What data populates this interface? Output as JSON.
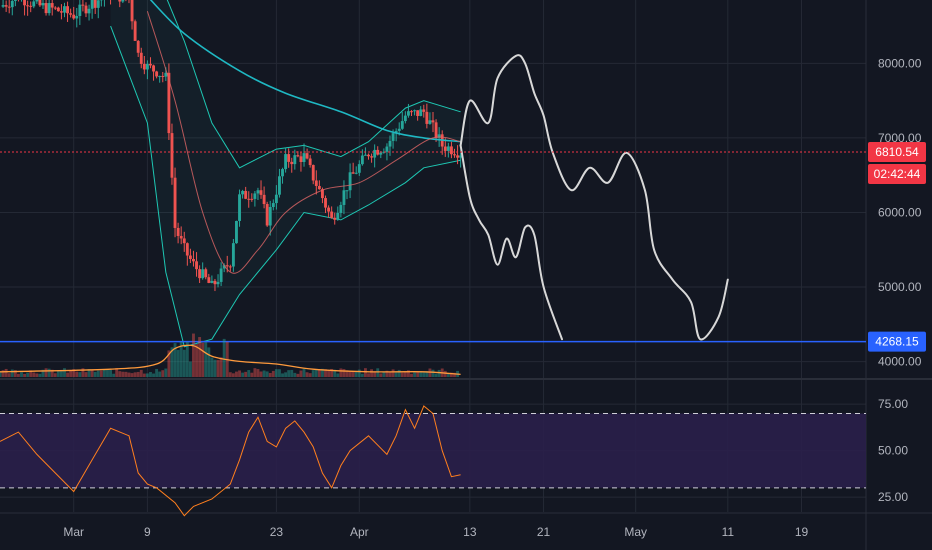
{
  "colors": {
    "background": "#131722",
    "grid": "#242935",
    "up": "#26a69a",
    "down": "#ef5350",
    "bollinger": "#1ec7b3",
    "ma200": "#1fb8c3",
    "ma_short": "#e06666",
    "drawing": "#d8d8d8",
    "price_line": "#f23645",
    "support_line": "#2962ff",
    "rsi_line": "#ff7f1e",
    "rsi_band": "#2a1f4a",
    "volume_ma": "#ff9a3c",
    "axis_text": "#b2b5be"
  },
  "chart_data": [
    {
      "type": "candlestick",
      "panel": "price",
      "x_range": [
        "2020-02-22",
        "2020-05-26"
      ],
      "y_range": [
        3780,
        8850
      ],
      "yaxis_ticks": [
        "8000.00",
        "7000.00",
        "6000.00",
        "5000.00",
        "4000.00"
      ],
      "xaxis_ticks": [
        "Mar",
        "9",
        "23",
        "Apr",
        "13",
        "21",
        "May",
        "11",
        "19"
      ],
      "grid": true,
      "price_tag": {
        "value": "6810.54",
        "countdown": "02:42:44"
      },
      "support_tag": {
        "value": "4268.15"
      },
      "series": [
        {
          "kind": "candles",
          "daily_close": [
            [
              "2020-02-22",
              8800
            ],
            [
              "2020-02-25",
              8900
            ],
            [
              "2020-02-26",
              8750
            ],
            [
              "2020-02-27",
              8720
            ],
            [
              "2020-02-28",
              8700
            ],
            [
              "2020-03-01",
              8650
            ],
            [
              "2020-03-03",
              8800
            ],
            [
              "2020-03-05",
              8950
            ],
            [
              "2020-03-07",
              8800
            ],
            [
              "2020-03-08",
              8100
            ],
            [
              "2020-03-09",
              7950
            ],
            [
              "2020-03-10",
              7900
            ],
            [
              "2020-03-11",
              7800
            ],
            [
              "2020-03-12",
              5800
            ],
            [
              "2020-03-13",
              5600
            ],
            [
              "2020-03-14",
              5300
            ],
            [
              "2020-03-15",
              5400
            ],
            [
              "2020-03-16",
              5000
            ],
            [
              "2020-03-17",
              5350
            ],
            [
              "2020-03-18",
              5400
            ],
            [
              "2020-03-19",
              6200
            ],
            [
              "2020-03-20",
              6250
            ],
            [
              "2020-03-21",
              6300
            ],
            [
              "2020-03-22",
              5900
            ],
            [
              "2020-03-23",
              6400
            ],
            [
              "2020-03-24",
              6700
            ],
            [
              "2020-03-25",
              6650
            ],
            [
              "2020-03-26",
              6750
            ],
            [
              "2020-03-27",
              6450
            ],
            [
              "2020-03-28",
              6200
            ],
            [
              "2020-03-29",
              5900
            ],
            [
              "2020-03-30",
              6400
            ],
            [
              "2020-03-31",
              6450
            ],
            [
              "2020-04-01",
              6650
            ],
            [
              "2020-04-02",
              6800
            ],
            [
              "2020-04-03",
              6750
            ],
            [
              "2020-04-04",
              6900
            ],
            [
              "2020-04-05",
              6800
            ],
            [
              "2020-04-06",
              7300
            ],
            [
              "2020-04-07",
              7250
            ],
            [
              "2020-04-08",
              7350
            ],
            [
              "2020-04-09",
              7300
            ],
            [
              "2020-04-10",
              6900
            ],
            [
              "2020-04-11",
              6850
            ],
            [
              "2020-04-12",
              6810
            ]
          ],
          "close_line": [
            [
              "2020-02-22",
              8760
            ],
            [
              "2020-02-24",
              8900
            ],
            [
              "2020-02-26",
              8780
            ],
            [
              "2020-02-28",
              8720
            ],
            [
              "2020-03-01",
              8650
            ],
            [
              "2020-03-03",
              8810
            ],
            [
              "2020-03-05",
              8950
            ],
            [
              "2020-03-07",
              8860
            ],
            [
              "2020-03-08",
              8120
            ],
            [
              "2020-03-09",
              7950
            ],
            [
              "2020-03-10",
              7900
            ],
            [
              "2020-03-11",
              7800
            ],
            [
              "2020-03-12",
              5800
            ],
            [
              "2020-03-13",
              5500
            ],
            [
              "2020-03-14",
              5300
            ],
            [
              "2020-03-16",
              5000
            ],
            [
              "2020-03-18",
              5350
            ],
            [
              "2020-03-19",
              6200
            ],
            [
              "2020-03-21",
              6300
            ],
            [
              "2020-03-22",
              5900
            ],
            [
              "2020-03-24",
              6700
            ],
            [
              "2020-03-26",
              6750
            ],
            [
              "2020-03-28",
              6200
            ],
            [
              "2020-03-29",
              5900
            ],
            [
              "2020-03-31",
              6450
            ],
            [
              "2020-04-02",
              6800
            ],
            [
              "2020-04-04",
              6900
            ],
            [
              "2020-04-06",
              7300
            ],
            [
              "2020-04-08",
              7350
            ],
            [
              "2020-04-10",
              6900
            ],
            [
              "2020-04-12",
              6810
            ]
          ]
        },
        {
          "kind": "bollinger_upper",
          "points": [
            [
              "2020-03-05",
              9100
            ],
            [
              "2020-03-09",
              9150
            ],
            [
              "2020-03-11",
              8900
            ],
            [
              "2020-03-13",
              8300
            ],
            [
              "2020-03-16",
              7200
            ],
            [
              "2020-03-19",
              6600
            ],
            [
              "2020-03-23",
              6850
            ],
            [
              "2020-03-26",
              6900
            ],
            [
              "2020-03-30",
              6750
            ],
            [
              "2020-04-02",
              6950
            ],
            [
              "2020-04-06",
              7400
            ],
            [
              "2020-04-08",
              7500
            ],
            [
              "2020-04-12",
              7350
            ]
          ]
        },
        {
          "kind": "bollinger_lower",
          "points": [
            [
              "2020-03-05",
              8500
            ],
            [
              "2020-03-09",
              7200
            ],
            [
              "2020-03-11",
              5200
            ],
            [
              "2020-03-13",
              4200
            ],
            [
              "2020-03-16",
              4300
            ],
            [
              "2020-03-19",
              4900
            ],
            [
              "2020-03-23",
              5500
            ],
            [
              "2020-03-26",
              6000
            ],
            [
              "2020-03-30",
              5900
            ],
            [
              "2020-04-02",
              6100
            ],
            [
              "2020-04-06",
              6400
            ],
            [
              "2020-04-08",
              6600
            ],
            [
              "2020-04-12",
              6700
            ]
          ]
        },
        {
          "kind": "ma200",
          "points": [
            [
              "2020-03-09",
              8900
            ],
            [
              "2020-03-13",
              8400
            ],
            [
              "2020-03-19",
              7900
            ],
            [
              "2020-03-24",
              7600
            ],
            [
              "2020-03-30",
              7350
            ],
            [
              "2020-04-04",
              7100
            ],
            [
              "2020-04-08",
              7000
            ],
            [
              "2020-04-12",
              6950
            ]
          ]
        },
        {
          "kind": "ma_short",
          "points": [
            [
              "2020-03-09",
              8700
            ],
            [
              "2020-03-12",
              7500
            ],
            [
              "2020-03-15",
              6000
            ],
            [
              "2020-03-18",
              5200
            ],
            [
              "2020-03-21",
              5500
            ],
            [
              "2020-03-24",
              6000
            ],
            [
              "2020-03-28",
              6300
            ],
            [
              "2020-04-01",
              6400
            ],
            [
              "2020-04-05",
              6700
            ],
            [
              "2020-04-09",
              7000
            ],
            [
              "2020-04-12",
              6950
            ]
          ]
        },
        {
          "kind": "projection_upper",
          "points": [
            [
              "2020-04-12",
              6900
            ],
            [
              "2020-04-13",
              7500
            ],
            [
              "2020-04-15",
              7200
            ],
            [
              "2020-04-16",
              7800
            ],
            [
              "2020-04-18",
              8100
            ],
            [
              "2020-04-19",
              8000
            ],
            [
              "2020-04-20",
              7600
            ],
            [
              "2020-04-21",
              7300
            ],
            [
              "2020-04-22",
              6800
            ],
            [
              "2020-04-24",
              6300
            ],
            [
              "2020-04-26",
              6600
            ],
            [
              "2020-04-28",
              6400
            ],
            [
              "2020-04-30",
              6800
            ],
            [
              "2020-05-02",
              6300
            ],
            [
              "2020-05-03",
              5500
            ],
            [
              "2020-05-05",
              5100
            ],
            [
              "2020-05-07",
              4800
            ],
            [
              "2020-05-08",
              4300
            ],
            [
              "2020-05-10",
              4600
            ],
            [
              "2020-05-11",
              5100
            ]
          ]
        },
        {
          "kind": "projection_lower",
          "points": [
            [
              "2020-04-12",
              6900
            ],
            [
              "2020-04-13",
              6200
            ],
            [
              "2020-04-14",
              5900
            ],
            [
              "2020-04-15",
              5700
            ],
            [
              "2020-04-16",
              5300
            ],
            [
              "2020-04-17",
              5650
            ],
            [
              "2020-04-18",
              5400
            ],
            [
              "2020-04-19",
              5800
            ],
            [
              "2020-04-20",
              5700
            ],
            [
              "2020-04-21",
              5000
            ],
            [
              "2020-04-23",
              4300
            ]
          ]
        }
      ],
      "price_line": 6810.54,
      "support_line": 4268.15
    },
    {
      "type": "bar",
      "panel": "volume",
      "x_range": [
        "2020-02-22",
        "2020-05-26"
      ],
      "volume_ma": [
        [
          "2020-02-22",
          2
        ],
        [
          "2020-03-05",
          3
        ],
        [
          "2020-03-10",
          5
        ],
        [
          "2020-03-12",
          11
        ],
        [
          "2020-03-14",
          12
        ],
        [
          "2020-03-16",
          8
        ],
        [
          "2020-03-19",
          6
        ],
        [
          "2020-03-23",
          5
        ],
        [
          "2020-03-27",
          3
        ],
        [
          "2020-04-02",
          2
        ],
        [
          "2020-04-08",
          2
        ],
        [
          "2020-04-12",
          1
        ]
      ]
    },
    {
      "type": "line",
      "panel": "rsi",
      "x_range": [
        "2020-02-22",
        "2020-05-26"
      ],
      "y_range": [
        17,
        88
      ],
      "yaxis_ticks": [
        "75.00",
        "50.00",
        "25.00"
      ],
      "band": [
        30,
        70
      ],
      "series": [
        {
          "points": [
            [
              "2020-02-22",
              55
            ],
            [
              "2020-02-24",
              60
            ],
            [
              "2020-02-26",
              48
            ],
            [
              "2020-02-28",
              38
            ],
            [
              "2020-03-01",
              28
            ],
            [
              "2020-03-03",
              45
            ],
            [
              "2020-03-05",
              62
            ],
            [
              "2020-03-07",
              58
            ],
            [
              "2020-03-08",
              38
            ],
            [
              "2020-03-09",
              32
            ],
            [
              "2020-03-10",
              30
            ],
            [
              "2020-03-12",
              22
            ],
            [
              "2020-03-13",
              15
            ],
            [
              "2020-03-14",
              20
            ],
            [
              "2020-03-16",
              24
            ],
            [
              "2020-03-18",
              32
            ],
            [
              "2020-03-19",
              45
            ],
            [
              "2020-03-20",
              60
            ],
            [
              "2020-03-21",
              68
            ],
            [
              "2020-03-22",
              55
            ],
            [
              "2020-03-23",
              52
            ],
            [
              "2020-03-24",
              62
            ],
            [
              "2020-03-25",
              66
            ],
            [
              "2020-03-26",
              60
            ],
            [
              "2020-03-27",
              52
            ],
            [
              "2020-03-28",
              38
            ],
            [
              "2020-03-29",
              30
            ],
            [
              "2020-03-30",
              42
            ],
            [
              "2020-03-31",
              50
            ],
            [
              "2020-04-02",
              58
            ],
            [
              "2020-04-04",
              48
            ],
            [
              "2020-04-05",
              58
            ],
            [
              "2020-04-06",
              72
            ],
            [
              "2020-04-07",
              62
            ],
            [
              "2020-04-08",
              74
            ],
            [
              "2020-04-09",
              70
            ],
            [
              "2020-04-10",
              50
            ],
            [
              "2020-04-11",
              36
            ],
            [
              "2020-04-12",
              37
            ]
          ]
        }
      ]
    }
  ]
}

********************

→ **STATED PROBLEM**
Where a line of the entries contains the word "kind", copy that line.

→ **ANSWER TO THIS EXERCISE**
          "kind": "candles",
          "kind": "bollinger_upper",
          "kind": "bollinger_lower",
          "kind": "ma200",
          "kind": "ma_short",
          "kind": "projection_upper",
          "kind": "projection_lower",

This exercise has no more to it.